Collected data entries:
[START]

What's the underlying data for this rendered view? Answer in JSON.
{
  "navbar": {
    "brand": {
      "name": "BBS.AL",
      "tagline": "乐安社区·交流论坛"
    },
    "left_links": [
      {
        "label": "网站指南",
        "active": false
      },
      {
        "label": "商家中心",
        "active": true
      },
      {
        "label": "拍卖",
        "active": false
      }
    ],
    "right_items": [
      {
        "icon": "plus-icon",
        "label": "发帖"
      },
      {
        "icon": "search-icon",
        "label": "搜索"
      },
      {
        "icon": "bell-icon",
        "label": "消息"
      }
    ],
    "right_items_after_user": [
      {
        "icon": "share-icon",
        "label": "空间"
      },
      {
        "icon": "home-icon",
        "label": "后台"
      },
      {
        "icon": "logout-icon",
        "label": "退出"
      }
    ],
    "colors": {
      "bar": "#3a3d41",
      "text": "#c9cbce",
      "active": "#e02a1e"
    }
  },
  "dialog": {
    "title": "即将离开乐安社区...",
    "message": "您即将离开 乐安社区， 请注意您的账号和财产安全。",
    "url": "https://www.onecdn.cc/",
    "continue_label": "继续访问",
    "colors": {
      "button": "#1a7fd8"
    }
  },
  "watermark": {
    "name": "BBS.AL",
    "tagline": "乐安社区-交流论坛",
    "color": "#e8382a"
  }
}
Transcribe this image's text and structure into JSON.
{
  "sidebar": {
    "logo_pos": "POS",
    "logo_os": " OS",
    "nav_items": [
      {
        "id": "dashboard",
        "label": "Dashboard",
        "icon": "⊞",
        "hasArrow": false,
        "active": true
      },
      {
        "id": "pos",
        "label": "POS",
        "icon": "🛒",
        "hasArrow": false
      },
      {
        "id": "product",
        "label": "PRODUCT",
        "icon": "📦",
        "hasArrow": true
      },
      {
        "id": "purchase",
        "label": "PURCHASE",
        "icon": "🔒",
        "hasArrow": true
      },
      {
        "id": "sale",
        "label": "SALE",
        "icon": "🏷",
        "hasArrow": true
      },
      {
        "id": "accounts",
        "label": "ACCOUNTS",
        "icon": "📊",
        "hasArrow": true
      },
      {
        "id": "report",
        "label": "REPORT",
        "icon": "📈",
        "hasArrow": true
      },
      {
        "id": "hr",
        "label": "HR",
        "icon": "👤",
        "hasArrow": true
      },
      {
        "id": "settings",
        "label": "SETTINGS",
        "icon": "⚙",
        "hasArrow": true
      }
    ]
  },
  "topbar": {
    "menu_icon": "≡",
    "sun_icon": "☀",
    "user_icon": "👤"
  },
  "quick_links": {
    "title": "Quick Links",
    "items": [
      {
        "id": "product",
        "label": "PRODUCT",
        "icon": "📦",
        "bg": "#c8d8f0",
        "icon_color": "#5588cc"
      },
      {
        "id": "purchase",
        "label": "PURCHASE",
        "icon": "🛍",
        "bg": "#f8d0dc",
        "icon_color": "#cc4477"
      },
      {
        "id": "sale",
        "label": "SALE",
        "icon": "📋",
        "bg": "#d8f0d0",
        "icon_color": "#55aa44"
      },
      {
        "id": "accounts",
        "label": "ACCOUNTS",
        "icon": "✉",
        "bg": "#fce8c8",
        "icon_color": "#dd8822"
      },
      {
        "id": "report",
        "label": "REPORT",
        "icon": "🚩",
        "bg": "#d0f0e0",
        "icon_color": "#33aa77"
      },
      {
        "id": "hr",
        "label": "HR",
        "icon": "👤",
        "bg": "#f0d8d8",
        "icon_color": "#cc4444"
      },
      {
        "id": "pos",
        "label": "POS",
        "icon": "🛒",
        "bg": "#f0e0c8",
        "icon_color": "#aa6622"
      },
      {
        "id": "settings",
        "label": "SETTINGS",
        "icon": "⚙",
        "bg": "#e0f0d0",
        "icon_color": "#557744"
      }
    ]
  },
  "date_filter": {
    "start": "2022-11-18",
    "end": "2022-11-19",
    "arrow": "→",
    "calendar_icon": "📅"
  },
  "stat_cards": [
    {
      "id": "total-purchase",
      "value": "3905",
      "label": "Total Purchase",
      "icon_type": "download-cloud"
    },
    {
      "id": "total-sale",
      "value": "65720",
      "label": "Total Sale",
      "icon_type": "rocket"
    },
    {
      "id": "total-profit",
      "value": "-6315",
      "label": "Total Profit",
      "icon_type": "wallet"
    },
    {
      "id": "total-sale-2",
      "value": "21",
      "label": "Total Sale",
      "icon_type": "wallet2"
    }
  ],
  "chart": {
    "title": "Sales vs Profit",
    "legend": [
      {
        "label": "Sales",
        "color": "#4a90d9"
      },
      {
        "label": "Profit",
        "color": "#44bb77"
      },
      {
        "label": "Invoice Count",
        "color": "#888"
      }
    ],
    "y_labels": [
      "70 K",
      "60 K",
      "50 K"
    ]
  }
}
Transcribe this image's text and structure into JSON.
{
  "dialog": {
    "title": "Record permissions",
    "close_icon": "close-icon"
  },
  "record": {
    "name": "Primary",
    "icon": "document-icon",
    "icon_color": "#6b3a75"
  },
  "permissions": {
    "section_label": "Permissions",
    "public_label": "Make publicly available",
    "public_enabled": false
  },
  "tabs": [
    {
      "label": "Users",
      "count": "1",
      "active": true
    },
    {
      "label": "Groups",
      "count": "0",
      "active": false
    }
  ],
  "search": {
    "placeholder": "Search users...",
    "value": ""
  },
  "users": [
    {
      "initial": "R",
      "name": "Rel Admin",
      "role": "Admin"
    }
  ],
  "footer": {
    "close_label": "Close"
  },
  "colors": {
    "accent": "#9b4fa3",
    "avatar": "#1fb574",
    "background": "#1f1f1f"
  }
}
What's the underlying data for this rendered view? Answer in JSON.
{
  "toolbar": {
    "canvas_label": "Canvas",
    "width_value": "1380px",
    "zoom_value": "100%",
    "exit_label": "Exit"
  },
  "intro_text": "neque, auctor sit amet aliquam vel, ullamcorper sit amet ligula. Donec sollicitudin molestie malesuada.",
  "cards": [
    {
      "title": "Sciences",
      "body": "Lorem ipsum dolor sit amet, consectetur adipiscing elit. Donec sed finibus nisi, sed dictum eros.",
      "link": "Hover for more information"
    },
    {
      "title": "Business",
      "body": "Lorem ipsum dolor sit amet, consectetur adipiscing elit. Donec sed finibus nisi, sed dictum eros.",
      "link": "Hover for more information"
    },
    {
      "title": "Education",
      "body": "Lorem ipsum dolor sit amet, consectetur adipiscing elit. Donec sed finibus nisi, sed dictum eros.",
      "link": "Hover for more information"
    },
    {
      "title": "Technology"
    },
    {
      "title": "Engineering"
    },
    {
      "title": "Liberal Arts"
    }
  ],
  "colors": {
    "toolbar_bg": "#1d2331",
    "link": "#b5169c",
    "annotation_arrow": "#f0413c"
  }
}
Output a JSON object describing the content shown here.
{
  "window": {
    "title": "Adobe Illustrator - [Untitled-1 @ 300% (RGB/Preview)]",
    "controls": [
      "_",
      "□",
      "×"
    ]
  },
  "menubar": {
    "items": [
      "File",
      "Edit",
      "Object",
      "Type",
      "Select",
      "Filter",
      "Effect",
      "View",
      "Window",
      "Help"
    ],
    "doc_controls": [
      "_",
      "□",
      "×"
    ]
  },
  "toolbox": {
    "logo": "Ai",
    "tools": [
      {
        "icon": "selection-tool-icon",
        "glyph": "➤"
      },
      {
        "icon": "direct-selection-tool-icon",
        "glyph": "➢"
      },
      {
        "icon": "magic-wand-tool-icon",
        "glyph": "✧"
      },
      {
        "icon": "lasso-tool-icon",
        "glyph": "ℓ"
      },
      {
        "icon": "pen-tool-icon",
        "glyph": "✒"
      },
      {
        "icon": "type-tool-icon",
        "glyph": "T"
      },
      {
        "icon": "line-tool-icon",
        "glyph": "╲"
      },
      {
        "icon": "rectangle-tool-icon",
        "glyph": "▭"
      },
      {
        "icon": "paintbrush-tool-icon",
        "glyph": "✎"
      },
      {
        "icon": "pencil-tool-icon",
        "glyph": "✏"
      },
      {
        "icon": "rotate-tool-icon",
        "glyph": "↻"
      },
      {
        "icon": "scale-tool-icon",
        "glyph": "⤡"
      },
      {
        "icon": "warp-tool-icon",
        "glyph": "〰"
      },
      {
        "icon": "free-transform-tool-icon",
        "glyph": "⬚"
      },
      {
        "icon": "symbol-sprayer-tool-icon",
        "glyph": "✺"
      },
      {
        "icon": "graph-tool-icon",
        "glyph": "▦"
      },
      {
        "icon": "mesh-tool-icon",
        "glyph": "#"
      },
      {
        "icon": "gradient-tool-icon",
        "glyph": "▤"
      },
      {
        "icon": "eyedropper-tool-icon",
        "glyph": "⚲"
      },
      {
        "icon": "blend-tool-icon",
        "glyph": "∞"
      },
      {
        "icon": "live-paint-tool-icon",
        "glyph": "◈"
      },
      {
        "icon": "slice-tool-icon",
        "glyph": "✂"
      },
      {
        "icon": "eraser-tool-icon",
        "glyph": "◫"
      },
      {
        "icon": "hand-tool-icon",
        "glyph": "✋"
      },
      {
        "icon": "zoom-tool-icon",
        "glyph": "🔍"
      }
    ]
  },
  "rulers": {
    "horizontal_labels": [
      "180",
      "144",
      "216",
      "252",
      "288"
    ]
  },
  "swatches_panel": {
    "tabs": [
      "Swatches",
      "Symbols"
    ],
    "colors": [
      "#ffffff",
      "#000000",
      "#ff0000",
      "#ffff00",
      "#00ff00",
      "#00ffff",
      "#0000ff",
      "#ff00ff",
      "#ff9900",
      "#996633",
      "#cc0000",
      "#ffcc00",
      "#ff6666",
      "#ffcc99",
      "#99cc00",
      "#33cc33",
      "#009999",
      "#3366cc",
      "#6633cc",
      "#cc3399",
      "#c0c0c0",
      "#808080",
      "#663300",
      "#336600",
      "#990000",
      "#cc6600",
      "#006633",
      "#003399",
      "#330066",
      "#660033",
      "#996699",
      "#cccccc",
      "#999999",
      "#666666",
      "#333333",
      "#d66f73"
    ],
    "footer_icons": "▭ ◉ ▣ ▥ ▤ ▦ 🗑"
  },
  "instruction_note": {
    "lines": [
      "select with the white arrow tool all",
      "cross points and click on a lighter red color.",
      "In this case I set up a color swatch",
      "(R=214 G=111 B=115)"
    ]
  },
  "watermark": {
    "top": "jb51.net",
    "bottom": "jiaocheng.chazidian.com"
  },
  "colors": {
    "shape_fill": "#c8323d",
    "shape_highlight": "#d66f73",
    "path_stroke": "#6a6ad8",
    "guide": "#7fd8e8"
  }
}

[END]

WRITTEN PROBLEM. Look through the lines above and collect those with the word "false".

RESPONSE FOR THIS EXERCISE.
        "active": false
        "active": false
        "hasArrow": false,
        "hasArrow": false
    "public_enabled": false
      "active": false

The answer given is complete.